WHAT IS NEEDED:
Copy out each line that has "Serial" in it.

Stored records:
::::
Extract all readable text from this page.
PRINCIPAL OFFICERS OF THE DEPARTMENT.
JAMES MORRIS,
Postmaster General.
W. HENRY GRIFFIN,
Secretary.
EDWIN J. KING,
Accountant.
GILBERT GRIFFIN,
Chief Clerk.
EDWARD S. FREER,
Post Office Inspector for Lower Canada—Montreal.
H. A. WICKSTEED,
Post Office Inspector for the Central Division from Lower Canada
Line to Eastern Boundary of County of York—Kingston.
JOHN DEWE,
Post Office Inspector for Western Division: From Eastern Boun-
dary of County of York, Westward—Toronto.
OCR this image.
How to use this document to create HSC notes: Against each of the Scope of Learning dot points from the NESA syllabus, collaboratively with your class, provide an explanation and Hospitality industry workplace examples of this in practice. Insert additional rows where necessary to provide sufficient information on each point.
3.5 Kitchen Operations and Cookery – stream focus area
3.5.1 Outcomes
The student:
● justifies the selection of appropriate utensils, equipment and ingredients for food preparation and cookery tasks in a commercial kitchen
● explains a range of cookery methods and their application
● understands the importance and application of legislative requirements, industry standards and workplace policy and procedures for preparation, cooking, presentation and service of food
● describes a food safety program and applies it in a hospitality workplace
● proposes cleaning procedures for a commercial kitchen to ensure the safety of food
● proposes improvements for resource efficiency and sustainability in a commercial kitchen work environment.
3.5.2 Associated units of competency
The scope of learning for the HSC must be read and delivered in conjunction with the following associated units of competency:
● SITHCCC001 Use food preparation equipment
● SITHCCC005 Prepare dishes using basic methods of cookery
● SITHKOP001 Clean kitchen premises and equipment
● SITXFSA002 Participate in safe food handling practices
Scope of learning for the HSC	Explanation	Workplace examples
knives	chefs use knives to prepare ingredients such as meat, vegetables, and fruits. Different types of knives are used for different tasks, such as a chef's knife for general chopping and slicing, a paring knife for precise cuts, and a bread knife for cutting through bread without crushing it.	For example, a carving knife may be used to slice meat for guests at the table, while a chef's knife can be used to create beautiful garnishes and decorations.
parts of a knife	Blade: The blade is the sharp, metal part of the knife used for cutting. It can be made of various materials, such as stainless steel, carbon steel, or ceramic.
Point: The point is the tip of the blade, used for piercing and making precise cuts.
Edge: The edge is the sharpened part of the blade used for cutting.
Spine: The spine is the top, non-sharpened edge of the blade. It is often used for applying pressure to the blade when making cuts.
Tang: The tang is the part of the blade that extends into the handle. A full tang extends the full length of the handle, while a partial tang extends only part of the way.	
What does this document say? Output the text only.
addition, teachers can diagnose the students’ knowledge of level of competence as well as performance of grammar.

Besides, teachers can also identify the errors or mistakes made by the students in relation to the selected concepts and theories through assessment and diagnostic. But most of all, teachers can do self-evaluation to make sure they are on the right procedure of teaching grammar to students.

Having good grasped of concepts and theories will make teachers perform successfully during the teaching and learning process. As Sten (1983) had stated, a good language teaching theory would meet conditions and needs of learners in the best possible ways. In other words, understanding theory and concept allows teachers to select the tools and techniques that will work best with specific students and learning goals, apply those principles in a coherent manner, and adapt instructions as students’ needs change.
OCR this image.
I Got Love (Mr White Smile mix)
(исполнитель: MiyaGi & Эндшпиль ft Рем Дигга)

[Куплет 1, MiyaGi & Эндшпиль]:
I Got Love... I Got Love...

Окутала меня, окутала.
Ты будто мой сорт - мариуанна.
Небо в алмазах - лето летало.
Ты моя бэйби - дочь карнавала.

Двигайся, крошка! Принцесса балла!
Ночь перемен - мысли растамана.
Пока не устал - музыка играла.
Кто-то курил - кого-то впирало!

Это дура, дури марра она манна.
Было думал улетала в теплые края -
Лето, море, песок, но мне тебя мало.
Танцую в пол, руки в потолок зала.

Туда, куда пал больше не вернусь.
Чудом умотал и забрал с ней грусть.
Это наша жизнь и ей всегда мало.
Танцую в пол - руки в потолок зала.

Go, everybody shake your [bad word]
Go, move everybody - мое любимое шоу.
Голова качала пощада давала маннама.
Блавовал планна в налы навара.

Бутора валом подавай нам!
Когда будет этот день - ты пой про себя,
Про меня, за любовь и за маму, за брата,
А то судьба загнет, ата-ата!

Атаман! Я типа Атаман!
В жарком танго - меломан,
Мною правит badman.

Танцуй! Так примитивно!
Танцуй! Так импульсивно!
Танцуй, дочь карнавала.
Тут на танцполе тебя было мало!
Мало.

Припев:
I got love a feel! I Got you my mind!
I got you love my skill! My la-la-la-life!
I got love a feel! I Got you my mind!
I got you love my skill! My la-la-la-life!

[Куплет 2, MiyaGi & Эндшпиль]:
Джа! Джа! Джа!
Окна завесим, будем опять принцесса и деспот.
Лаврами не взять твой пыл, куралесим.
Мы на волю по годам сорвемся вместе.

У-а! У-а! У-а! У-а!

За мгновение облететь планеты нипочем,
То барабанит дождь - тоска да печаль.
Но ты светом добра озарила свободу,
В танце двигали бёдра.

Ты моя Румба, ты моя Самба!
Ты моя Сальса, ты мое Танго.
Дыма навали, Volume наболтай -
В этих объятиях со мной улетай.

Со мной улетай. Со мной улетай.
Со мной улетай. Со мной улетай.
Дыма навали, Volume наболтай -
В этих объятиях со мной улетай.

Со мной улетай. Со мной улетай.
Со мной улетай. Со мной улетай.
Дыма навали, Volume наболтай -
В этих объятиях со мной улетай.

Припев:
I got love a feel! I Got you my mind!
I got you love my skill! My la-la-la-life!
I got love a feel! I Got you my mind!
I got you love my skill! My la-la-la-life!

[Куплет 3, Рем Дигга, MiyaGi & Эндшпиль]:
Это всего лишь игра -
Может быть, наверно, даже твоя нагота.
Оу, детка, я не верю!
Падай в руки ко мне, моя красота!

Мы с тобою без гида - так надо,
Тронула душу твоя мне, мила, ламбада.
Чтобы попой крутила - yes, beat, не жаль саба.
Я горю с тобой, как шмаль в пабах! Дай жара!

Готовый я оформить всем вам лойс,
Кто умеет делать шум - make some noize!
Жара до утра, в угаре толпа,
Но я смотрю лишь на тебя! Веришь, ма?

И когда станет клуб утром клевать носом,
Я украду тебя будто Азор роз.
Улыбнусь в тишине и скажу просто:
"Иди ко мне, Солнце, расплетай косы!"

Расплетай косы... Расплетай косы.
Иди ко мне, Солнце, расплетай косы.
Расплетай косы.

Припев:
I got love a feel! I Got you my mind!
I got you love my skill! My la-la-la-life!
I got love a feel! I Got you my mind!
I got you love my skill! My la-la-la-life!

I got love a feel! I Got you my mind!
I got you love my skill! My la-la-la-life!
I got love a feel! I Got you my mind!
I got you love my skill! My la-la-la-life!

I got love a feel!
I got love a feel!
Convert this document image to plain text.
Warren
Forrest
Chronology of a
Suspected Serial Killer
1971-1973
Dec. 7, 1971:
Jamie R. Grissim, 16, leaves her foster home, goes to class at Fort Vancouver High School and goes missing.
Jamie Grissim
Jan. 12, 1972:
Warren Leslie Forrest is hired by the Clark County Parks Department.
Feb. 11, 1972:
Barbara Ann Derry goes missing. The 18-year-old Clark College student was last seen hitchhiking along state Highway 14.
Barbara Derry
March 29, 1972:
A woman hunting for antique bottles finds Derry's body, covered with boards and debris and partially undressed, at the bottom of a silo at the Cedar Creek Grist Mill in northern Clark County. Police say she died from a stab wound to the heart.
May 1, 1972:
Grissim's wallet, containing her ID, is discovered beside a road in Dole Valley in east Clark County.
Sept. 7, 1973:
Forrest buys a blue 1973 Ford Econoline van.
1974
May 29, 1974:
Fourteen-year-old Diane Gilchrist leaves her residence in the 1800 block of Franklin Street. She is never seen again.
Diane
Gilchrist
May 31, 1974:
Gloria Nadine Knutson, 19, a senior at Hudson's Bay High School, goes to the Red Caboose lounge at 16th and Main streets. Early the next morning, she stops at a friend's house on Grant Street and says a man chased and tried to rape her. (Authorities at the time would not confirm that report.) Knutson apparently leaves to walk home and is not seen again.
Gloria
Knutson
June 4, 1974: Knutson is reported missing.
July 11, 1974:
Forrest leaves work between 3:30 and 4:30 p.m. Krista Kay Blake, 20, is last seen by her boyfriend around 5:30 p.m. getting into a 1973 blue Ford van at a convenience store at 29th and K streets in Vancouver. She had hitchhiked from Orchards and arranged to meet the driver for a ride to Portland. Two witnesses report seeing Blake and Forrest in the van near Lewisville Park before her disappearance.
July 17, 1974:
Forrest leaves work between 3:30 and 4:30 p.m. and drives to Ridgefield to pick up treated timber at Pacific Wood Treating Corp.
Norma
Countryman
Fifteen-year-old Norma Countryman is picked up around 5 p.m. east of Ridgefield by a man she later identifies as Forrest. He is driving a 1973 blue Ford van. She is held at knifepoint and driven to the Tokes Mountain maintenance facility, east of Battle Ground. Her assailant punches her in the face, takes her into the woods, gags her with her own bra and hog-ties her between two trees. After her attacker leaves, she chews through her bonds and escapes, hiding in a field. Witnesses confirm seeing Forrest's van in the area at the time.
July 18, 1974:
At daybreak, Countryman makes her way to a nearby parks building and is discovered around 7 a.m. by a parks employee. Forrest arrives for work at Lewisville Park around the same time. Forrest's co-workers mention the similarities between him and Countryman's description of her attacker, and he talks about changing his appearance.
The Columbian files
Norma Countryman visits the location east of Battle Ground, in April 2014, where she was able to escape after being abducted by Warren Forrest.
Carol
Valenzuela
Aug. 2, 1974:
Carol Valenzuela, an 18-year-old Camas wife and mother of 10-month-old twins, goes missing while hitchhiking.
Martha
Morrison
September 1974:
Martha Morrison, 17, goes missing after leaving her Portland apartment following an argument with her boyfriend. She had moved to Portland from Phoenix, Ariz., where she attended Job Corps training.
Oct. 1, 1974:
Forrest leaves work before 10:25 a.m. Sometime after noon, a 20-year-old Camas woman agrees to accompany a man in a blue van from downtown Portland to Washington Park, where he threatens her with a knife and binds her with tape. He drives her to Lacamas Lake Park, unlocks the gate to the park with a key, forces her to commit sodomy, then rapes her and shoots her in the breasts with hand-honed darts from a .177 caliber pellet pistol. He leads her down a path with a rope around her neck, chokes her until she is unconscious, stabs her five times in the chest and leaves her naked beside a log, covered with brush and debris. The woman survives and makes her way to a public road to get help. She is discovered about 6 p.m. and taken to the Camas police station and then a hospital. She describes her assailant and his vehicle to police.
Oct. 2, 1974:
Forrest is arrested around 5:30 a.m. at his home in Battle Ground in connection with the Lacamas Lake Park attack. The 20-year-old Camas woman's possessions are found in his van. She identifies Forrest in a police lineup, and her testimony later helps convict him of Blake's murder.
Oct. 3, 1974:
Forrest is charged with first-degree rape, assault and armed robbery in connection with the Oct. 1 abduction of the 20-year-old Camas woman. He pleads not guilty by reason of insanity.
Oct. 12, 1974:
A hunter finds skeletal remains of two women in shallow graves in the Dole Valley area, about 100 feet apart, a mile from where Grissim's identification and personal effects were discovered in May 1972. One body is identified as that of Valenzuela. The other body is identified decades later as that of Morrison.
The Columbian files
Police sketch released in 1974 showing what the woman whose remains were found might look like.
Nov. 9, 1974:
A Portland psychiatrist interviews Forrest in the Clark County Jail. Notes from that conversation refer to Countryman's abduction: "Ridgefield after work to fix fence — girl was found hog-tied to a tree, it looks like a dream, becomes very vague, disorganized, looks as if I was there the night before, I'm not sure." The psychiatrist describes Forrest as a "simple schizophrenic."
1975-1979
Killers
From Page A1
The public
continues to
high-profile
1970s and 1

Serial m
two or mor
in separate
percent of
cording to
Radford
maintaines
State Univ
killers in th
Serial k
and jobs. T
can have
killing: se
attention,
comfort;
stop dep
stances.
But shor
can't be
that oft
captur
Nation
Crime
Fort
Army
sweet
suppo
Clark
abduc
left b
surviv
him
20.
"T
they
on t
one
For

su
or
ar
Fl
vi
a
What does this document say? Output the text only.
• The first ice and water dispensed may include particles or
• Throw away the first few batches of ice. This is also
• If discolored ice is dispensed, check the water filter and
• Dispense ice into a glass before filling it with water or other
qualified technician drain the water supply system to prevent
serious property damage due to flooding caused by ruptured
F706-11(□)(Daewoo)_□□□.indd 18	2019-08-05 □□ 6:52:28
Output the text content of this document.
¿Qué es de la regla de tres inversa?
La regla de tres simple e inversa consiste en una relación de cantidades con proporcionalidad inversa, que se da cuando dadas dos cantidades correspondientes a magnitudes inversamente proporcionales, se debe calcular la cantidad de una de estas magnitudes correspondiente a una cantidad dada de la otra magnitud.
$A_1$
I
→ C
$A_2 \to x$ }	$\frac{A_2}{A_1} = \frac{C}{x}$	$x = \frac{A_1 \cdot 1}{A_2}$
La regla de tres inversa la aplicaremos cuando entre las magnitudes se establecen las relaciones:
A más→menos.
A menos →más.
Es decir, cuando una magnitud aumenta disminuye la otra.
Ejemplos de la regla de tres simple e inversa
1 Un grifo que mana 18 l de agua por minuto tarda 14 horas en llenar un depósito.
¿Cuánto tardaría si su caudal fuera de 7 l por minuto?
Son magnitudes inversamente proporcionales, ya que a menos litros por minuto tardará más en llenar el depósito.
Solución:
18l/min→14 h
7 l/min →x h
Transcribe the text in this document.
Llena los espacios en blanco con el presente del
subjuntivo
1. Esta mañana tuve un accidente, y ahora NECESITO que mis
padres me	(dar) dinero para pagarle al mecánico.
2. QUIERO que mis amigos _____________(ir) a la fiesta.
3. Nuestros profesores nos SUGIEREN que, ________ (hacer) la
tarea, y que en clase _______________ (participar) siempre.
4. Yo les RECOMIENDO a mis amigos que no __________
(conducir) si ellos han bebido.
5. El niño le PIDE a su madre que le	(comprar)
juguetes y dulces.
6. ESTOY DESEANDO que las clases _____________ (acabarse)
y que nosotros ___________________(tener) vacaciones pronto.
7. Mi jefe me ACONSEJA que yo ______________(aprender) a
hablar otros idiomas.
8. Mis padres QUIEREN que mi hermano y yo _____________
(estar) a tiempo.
::::
RESULT OF THIS TASK:
Suspected Serial Killer
Serial m
Serial k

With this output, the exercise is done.